### PROVIDED DATA:
◇ ◇ ◇ ◇ ◇
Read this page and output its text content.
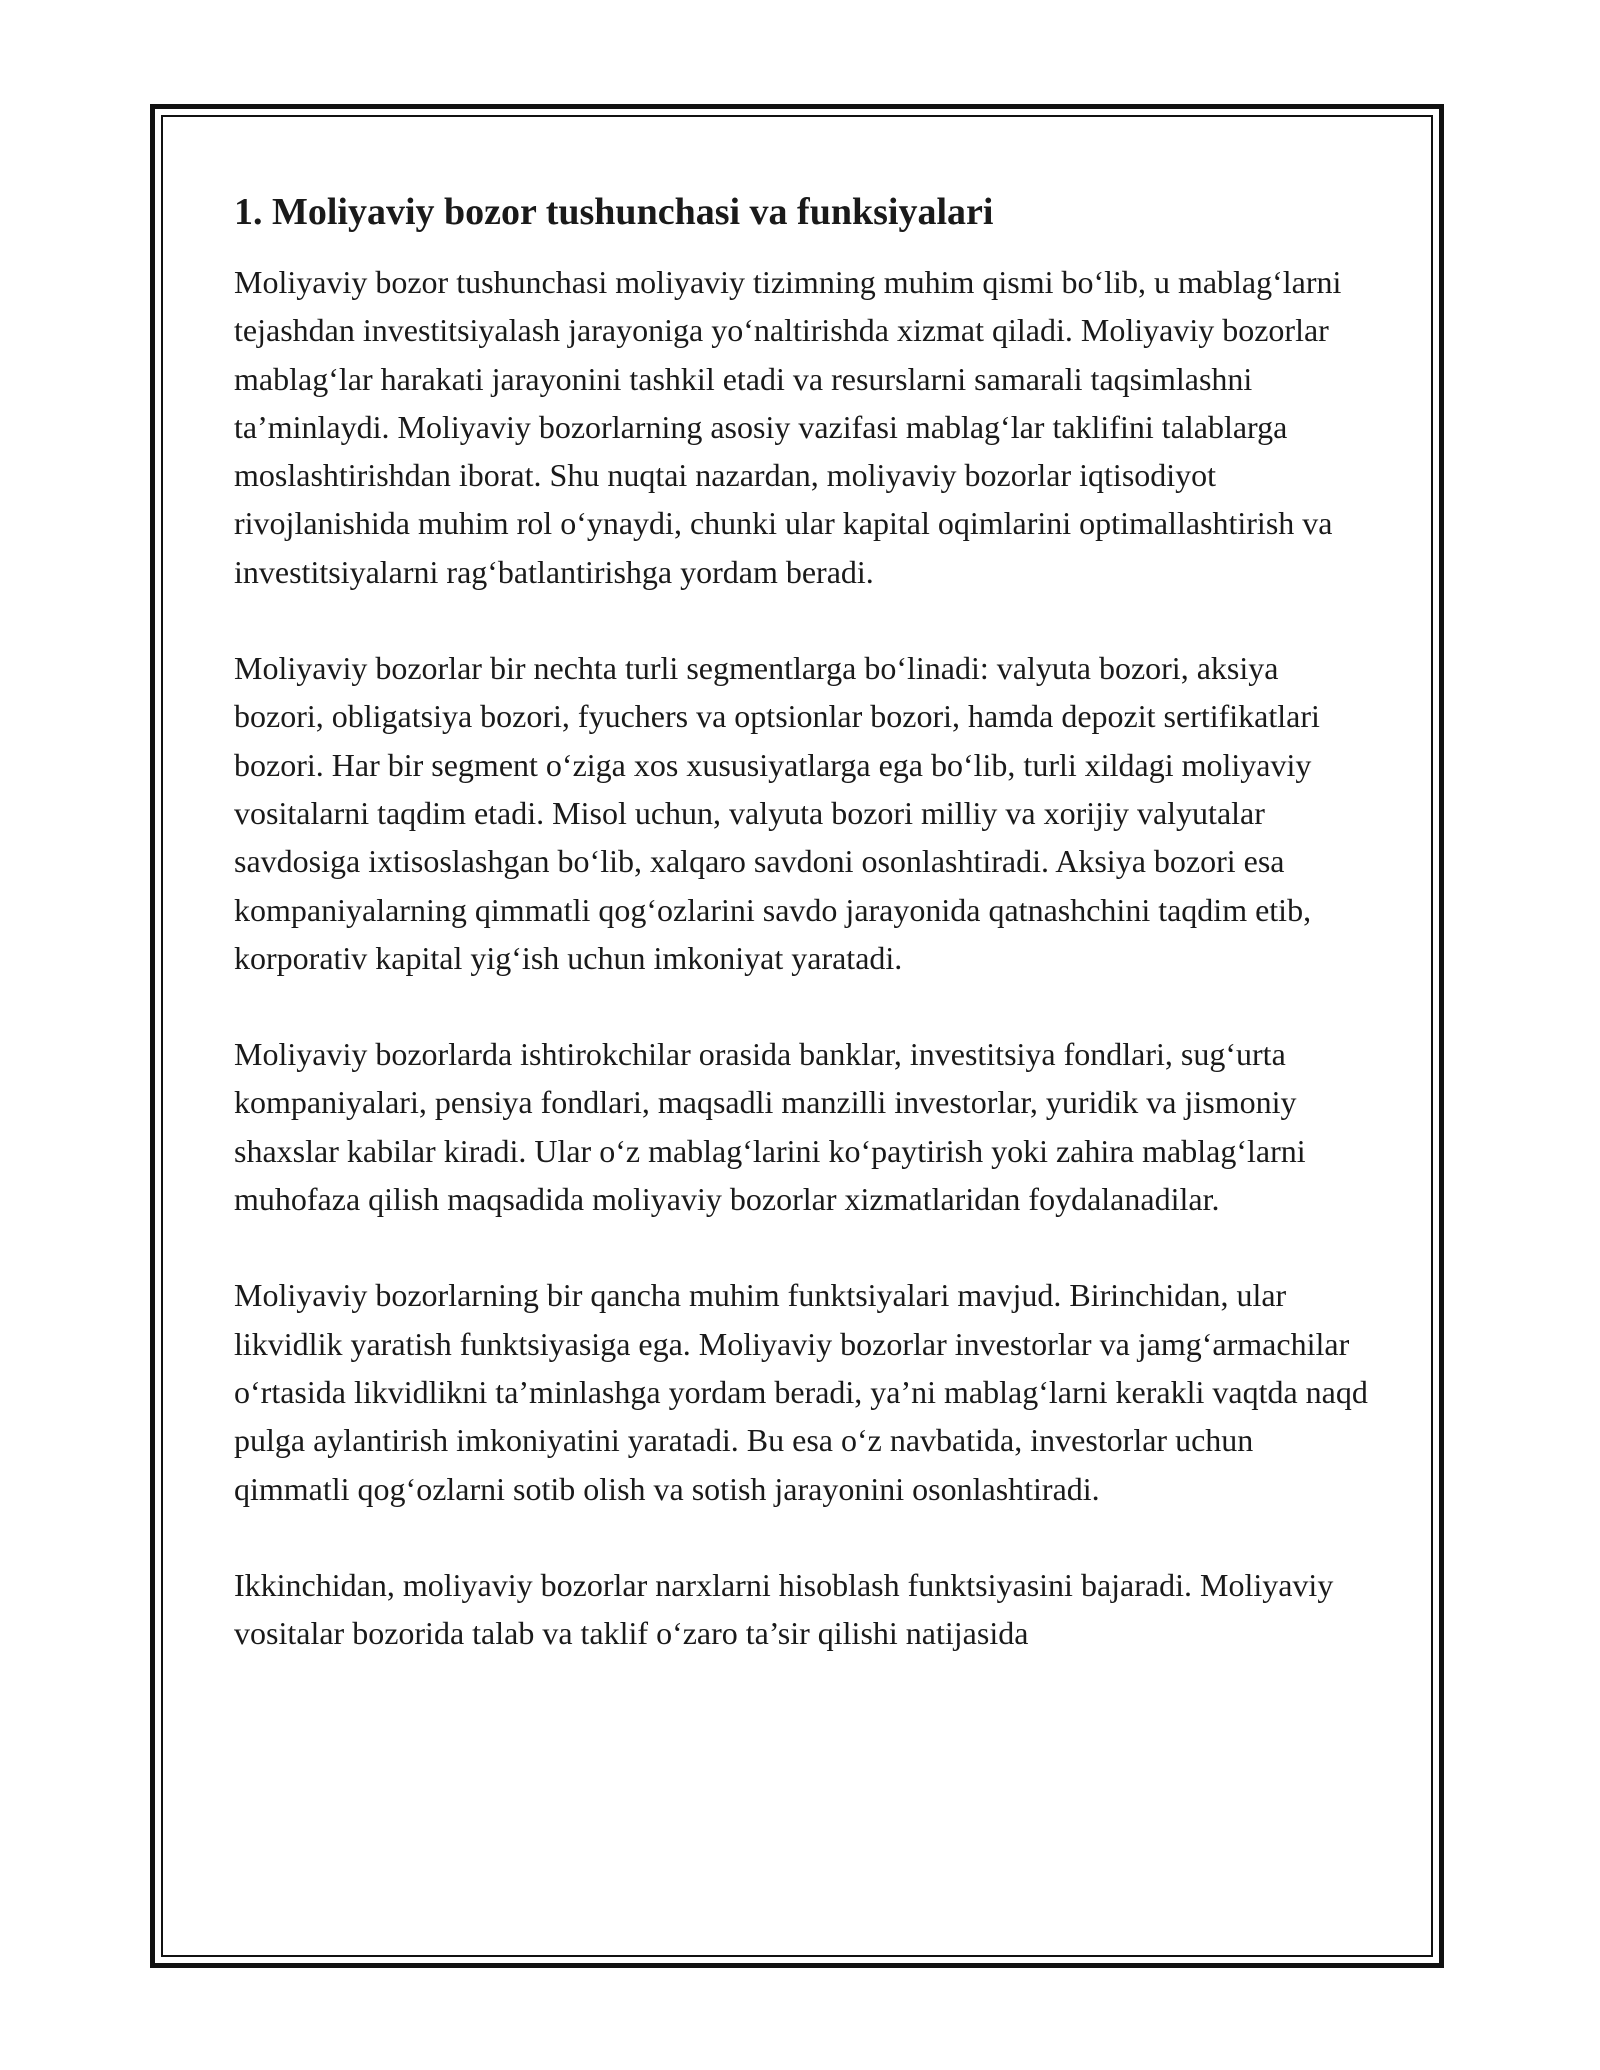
1. Moliyaviy bozor tushunchasi va funksiyalari

Moliyaviy bozor tushunchasi moliyaviy tizimning muhim qismi bo‘lib, u mablag‘larni tejashdan investitsiyalash jarayoniga yo‘naltirishda xizmat qiladi. Moliyaviy bozorlar mablag‘lar harakati jarayonini tashkil etadi va resurslarni samarali taqsimlashni ta’minlaydi. Moliyaviy bozorlarning asosiy vazifasi mablag‘lar taklifini talablarga moslashtirishdan iborat. Shu nuqtai nazardan, moliyaviy bozorlar iqtisodiyot rivojlanishida muhim rol o‘ynaydi, chunki ular kapital oqimlarini optimallashtirish va investitsiyalarni rag‘batlantirishga yordam beradi.

Moliyaviy bozorlar bir nechta turli segmentlarga bo‘linadi: valyuta bozori, aksiya bozori, obligatsiya bozori, fyuchers va optsionlar bozori, hamda depozit sertifikatlari bozori. Har bir segment o‘ziga xos xususiyatlarga ega bo‘lib, turli xildagi moliyaviy vositalarni taqdim etadi. Misol uchun, valyuta bozori milliy va xorijiy valyutalar savdosiga ixtisoslashgan bo‘lib, xalqaro savdoni osonlashtiradi. Aksiya bozori esa kompaniyalarning qimmatli qog‘ozlarini savdo jarayonida qatnashchini taqdim etib, korporativ kapital yig‘ish uchun imkoniyat yaratadi.

Moliyaviy bozorlarda ishtirokchilar orasida banklar, investitsiya fondlari, sug‘urta kompaniyalari, pensiya fondlari, maqsadli manzilli investorlar, yuridik va jismoniy shaxslar kabilar kiradi. Ular o‘z mablag‘larini ko‘paytirish yoki zahira mablag‘larni muhofaza qilish maqsadida moliyaviy bozorlar xizmatlaridan foydalanadilar.

Moliyaviy bozorlarning bir qancha muhim funktsiyalari mavjud. Birinchidan, ular likvidlik yaratish funktsiyasiga ega. Moliyaviy bozorlar investorlar va jamg‘armachilar o‘rtasida likvidlikni ta’minlashga yordam beradi, ya’ni mablag‘larni kerakli vaqtda naqd pulga aylantirish imkoniyatini yaratadi. Bu esa o‘z navbatida, investorlar uchun qimmatli qog‘ozlarni sotib olish va sotish jarayonini osonlashtiradi.

Ikkinchidan, moliyaviy bozorlar narxlarni hisoblash funktsiyasini bajaradi. Moliyaviy vositalar bozorida talab va taklif o‘zaro ta’sir qilishi natijasida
◇ ◇ ◇ ◇ ◇
Without the pictures, copy the material exactly as given.

### PROBLEM SOLUTION:
Read this page and output its text content.
1. Moliyaviy bozor tushunchasi va funksiyalari

Moliyaviy bozor tushunchasi moliyaviy tizimning muhim qismi bo‘lib, u mablag‘larni tejashdan investitsiyalash jarayoniga yo‘naltirishda xizmat qiladi. Moliyaviy bozorlar mablag‘lar harakati jarayonini tashkil etadi va resurslarni samarali taqsimlashni ta’minlaydi. Moliyaviy bozorlarning asosiy vazifasi mablag‘lar taklifini talablarga moslashtirishdan iborat. Shu nuqtai nazardan, moliyaviy bozorlar iqtisodiyot rivojlanishida muhim rol o‘ynaydi, chunki ular kapital oqimlarini optimallashtirish va investitsiyalarni rag‘batlantirishga yordam beradi.

Moliyaviy bozorlar bir nechta turli segmentlarga bo‘linadi: valyuta bozori, aksiya bozori, obligatsiya bozori, fyuchers va optsionlar bozori, hamda depozit sertifikatlari bozori. Har bir segment o‘ziga xos xususiyatlarga ega bo‘lib, turli xildagi moliyaviy vositalarni taqdim etadi. Misol uchun, valyuta bozori milliy va xorijiy valyutalar savdosiga ixtisoslashgan bo‘lib, xalqaro savdoni osonlashtiradi. Aksiya bozori esa kompaniyalarning qimmatli qog‘ozlarini savdo jarayonida qatnashchini taqdim etib, korporativ kapital yig‘ish uchun imkoniyat yaratadi.

Moliyaviy bozorlarda ishtirokchilar orasida banklar, investitsiya fondlari, sug‘urta kompaniyalari, pensiya fondlari, maqsadli manzilli investorlar, yuridik va jismoniy shaxslar kabilar kiradi. Ular o‘z mablag‘larini ko‘paytirish yoki zahira mablag‘larni muhofaza qilish maqsadida moliyaviy bozorlar xizmatlaridan foydalanadilar.

Moliyaviy bozorlarning bir qancha muhim funktsiyalari mavjud. Birinchidan, ular likvidlik yaratish funktsiyasiga ega. Moliyaviy bozorlar investorlar va jamg‘armachilar o‘rtasida likvidlikni ta’minlashga yordam beradi, ya’ni mablag‘larni kerakli vaqtda naqd pulga aylantirish imkoniyatini yaratadi. Bu esa o‘z navbatida, investorlar uchun qimmatli qog‘ozlarni sotib olish va sotish jarayonini osonlashtiradi.

Ikkinchidan, moliyaviy bozorlar narxlarni hisoblash funktsiyasini bajaradi. Moliyaviy vositalar bozorida talab va taklif o‘zaro ta’sir qilishi natijasida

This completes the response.